──────── STORED ROWS ────────

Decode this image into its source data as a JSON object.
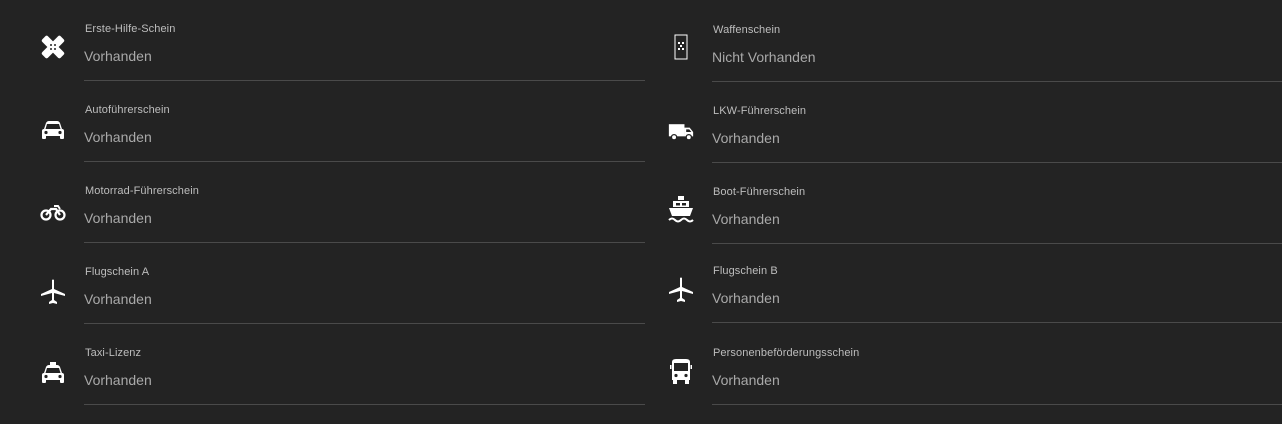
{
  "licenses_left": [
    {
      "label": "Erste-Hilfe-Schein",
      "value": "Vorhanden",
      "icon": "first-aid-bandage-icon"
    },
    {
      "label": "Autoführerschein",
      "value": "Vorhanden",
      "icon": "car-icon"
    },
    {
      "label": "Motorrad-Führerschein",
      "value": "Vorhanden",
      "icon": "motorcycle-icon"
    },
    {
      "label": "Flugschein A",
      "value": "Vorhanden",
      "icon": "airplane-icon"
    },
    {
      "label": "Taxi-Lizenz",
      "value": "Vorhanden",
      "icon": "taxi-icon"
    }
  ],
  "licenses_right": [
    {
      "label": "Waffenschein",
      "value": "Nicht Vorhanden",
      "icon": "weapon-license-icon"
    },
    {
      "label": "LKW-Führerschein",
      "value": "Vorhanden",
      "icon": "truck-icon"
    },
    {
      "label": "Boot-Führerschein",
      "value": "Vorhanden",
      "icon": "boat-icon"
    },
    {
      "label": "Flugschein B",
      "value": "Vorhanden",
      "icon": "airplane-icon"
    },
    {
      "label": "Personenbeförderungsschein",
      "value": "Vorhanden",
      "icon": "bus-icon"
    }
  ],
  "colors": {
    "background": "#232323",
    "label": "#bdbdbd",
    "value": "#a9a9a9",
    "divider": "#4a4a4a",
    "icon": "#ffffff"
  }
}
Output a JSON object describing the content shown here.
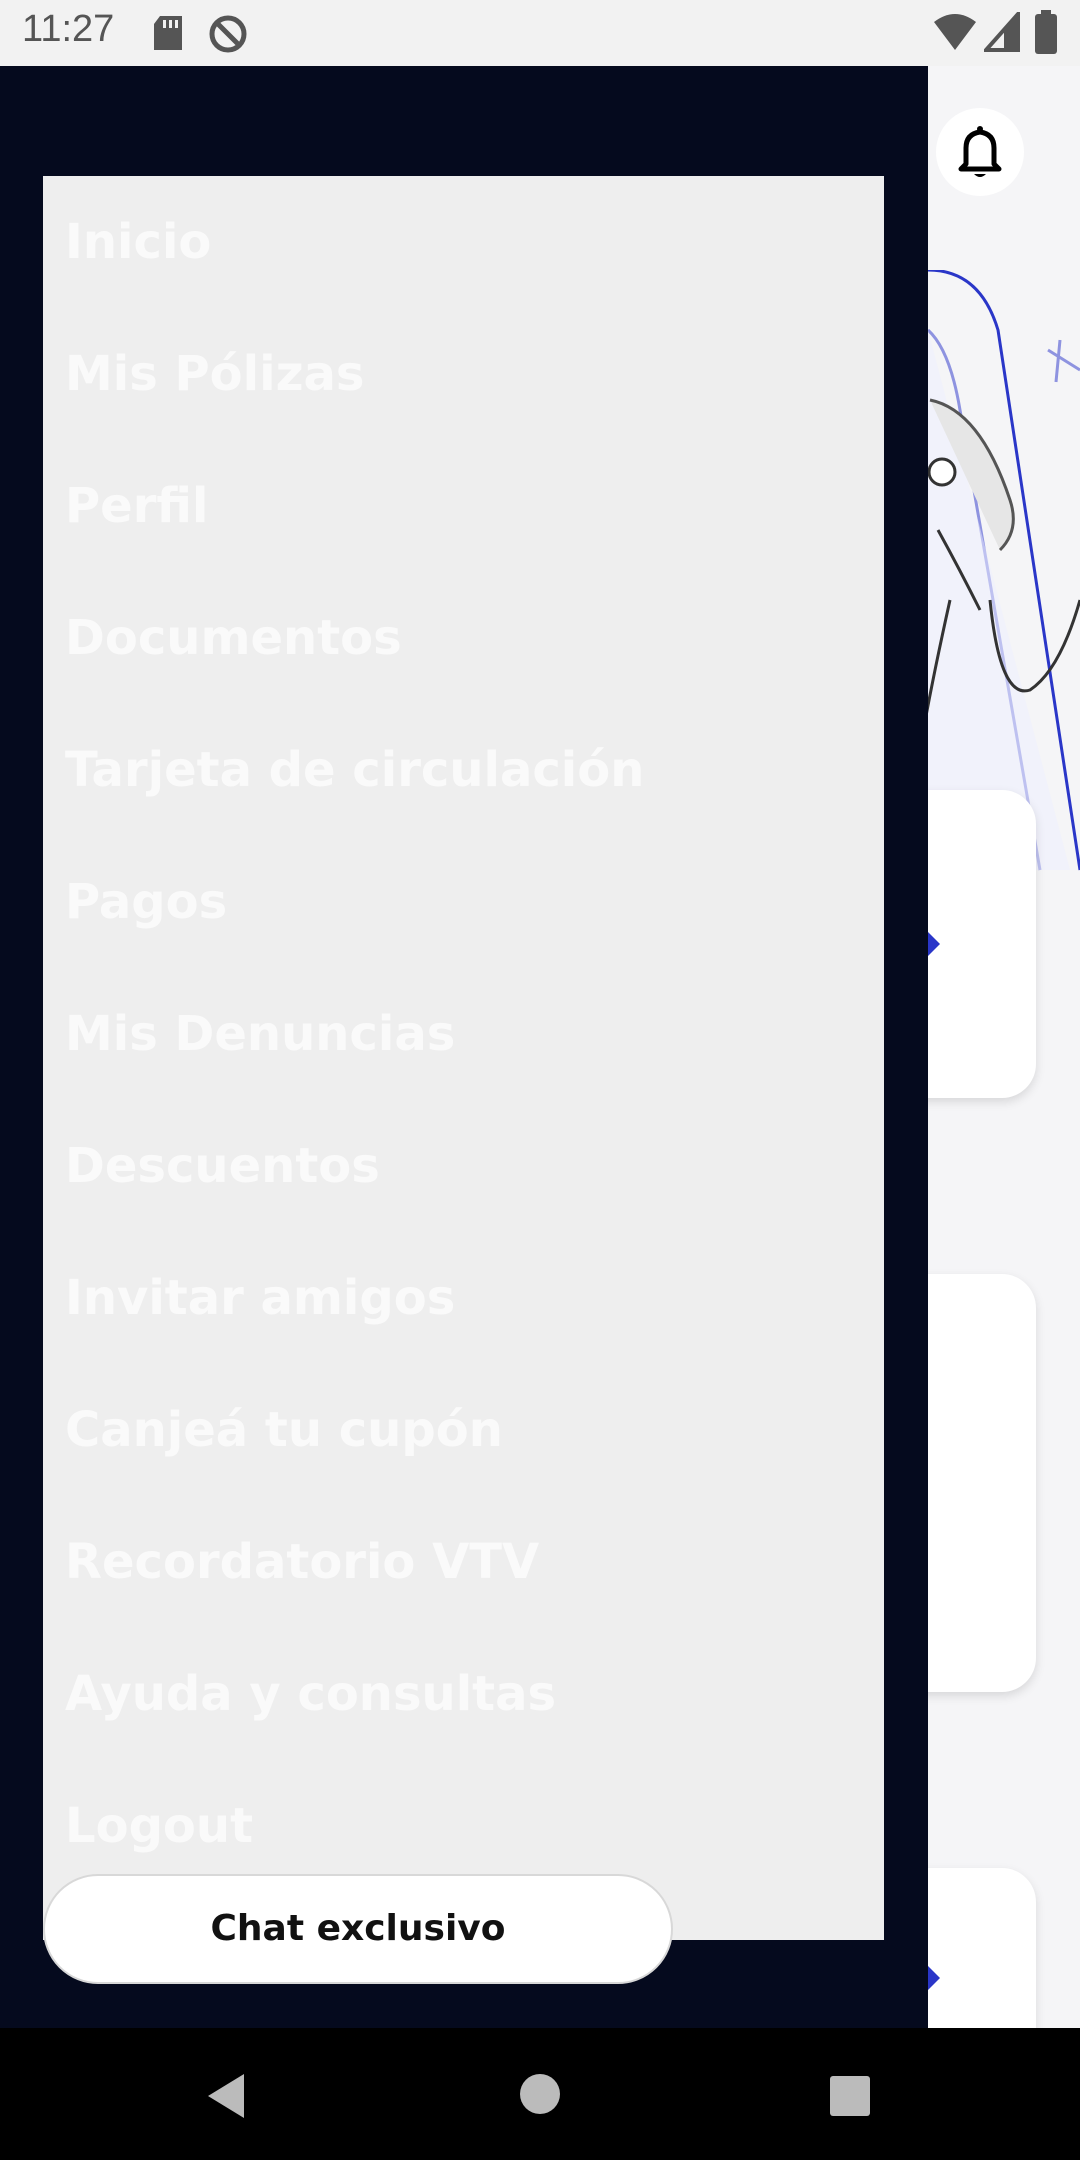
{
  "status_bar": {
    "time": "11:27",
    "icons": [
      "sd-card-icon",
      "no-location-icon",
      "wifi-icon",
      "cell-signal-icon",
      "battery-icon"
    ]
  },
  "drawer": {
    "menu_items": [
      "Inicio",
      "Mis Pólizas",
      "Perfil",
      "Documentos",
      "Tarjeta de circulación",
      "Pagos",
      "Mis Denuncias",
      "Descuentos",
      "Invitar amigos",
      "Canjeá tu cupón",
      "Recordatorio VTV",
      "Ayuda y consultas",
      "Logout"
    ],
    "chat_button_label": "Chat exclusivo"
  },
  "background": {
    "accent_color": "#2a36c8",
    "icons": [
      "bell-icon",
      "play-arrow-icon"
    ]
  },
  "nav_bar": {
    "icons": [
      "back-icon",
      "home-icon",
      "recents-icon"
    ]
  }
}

────────

**SET TASK:** Leave images out of the retyped records; keep all else exact.

**WRITTEN ANSWER:**
Decode this image into its source data as a JSON object.
{
  "licenses_left": [
    {
      "label": "Erste-Hilfe-Schein",
      "value": "Vorhanden",
      "icon": "first-aid-bandage-icon"
    },
    {
      "label": "Autoführerschein",
      "value": "Vorhanden",
      "icon": "car-icon"
    },
    {
      "label": "Motorrad-Führerschein",
      "value": "Vorhanden",
      "icon": "motorcycle-icon"
    },
    {
      "label": "Flugschein A",
      "value": "Vorhanden",
      "icon": "airplane-icon"
    },
    {
      "label": "Taxi-Lizenz",
      "value": "Vorhanden",
      "icon": "taxi-icon"
    }
  ],
  "licenses_right": [
    {
      "label": "Waffenschein",
      "value": "Nicht Vorhanden",
      "icon": "weapon-license-icon"
    },
    {
      "label": "LKW-Führerschein",
      "value": "Vorhanden",
      "icon": "truck-icon"
    },
    {
      "label": "Boot-Führerschein",
      "value": "Vorhanden",
      "icon": "boat-icon"
    },
    {
      "label": "Flugschein B",
      "value": "Vorhanden",
      "icon": "airplane-icon"
    },
    {
      "label": "Personenbeförderungsschein",
      "value": "Vorhanden",
      "icon": "bus-icon"
    }
  ],
  "colors": {
    "background": "#232323",
    "label": "#bdbdbd",
    "value": "#a9a9a9",
    "divider": "#4a4a4a",
    "icon": "#ffffff"
  }
}
Output a JSON object describing the content shown here.
{
  "status_bar": {
    "time": "11:27",
    "icons": [
      "sd-card-icon",
      "no-location-icon",
      "wifi-icon",
      "cell-signal-icon",
      "battery-icon"
    ]
  },
  "drawer": {
    "menu_items": [
      "Inicio",
      "Mis Pólizas",
      "Perfil",
      "Documentos",
      "Tarjeta de circulación",
      "Pagos",
      "Mis Denuncias",
      "Descuentos",
      "Invitar amigos",
      "Canjeá tu cupón",
      "Recordatorio VTV",
      "Ayuda y consultas",
      "Logout"
    ],
    "chat_button_label": "Chat exclusivo"
  },
  "background": {
    "accent_color": "#2a36c8",
    "icons": [
      "bell-icon",
      "play-arrow-icon"
    ]
  },
  "nav_bar": {
    "icons": [
      "back-icon",
      "home-icon",
      "recents-icon"
    ]
  }
}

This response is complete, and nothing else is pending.